Entries with figure data:
========================================================================
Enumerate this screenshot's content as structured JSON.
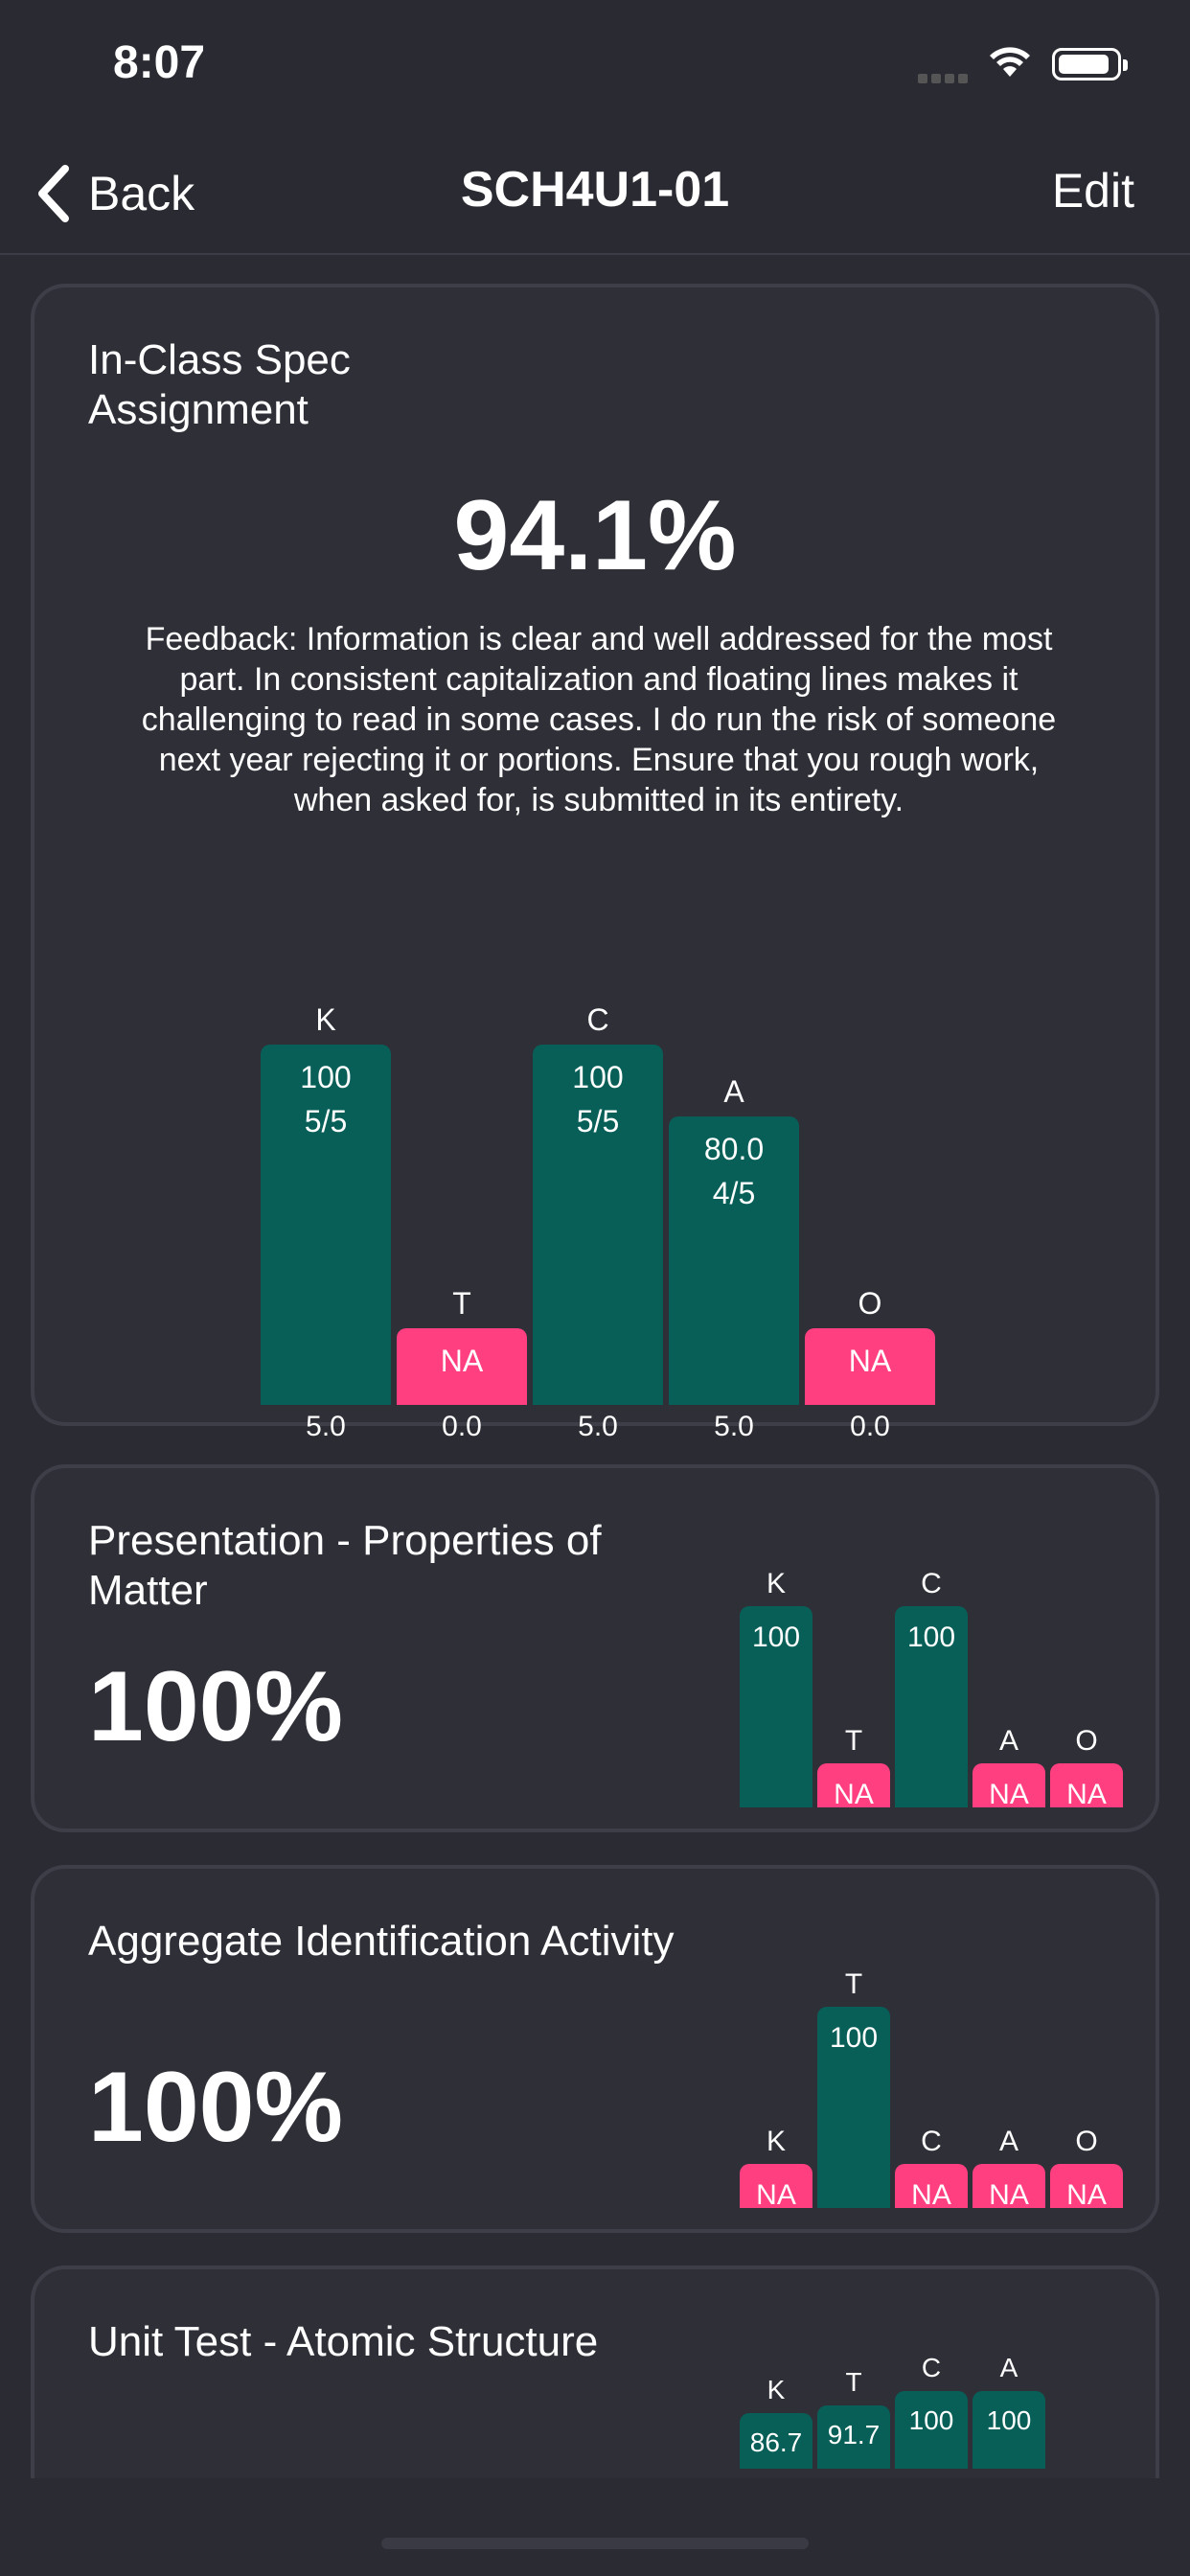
{
  "status": {
    "time": "8:07"
  },
  "nav": {
    "back_label": "Back",
    "title": "SCH4U1-01",
    "edit_label": "Edit"
  },
  "assignments": [
    {
      "title": "In-Class Spec Assignment",
      "score": "94.1%",
      "feedback": "Feedback: Information is clear and well addressed for the most part. In consistent capitalization and floating lines makes it challenging to read in some cases. I do run the risk of someone next year rejecting it or portions. Ensure that you rough work, when asked for, is submitted in its entirety.",
      "bars": [
        {
          "letter": "K",
          "value": "100",
          "fraction": "5/5",
          "weight": "5.0",
          "percent": 100,
          "status": "good"
        },
        {
          "letter": "T",
          "value": "NA",
          "fraction": "",
          "weight": "0.0",
          "percent": null,
          "status": "na"
        },
        {
          "letter": "C",
          "value": "100",
          "fraction": "5/5",
          "weight": "5.0",
          "percent": 100,
          "status": "good"
        },
        {
          "letter": "A",
          "value": "80.0",
          "fraction": "4/5",
          "weight": "5.0",
          "percent": 80,
          "status": "good"
        },
        {
          "letter": "O",
          "value": "NA",
          "fraction": "",
          "weight": "0.0",
          "percent": null,
          "status": "na"
        }
      ]
    },
    {
      "title": "Presentation - Properties of Matter",
      "score": "100%",
      "bars": [
        {
          "letter": "K",
          "value": "100",
          "percent": 100,
          "status": "good"
        },
        {
          "letter": "T",
          "value": "NA",
          "percent": null,
          "status": "na"
        },
        {
          "letter": "C",
          "value": "100",
          "percent": 100,
          "status": "good"
        },
        {
          "letter": "A",
          "value": "NA",
          "percent": null,
          "status": "na"
        },
        {
          "letter": "O",
          "value": "NA",
          "percent": null,
          "status": "na"
        }
      ]
    },
    {
      "title": "Aggregate Identification Activity",
      "score": "100%",
      "bars": [
        {
          "letter": "K",
          "value": "NA",
          "percent": null,
          "status": "na"
        },
        {
          "letter": "T",
          "value": "100",
          "percent": 100,
          "status": "good"
        },
        {
          "letter": "C",
          "value": "NA",
          "percent": null,
          "status": "na"
        },
        {
          "letter": "A",
          "value": "NA",
          "percent": null,
          "status": "na"
        },
        {
          "letter": "O",
          "value": "NA",
          "percent": null,
          "status": "na"
        }
      ]
    },
    {
      "title": "Unit Test - Atomic Structure",
      "bars": [
        {
          "letter": "K",
          "value": "86.7",
          "percent": 86.7,
          "status": "good"
        },
        {
          "letter": "T",
          "value": "91.7",
          "percent": 91.7,
          "status": "good"
        },
        {
          "letter": "C",
          "value": "100",
          "percent": 100,
          "status": "good"
        },
        {
          "letter": "A",
          "value": "100",
          "percent": 100,
          "status": "good"
        }
      ]
    }
  ],
  "colors": {
    "good": "#075f58",
    "na": "#ff3f80",
    "background": "#2b2b33",
    "card": "#2f2f38"
  }
}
========================================================================
§ Required work:
Each line containing "title" counts once; state the total number of such lines and nothing else.

§ Answer:
5